EXERCISE BRIEF ▸
Every line that holds "What" should be shown.

PROVIDED DATA ▸
::::::::

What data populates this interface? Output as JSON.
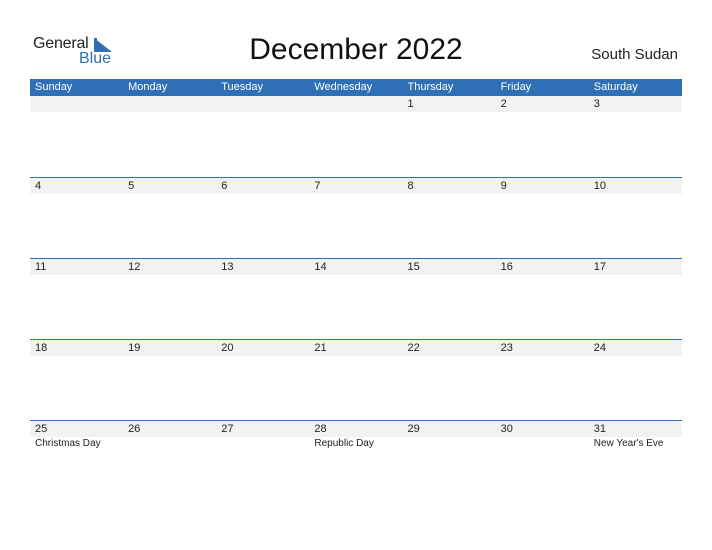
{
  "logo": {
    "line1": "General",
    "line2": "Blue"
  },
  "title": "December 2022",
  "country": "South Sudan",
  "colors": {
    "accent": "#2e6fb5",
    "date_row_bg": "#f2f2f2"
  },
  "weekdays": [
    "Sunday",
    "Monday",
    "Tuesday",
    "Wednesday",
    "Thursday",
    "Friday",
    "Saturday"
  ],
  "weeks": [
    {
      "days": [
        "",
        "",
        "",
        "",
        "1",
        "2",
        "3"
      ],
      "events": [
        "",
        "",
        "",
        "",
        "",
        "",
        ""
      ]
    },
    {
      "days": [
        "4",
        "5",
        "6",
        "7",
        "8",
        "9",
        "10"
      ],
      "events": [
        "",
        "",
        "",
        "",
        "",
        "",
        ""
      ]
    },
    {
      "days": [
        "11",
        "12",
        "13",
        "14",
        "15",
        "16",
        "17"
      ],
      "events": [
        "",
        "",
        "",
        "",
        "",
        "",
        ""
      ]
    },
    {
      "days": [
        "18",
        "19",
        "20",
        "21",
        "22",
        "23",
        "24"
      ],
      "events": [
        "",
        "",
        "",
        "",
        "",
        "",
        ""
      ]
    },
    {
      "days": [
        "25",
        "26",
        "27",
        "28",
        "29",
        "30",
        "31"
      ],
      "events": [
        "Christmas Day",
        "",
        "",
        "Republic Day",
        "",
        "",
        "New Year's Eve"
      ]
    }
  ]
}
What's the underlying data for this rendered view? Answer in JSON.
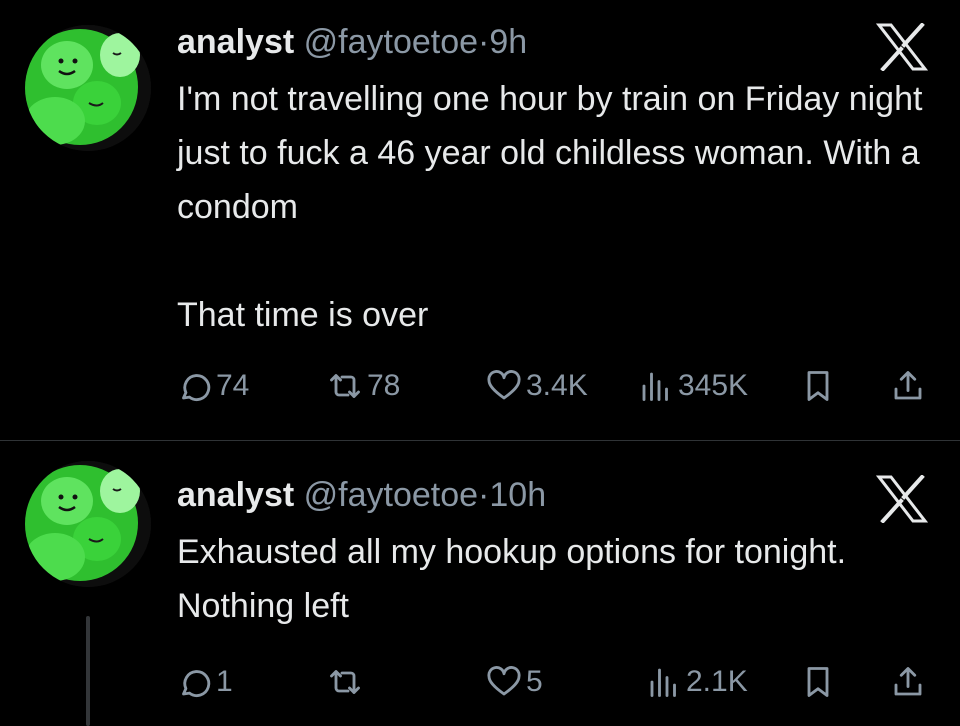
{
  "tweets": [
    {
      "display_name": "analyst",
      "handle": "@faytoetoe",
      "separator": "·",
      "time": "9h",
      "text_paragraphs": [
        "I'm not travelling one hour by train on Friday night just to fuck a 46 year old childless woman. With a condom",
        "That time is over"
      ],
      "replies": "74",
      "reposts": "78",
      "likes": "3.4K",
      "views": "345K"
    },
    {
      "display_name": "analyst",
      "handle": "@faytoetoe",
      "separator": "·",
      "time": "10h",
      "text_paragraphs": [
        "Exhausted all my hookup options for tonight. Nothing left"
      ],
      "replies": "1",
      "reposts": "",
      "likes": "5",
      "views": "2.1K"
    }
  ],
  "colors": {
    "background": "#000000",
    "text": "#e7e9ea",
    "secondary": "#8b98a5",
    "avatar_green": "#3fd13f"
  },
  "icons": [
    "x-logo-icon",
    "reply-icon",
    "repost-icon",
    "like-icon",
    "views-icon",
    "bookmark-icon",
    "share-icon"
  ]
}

::::::::

TASK RESULT ▸
What data populates this interface? Output as JSON.
What's the underlying data for this rendered view? Answer in JSON.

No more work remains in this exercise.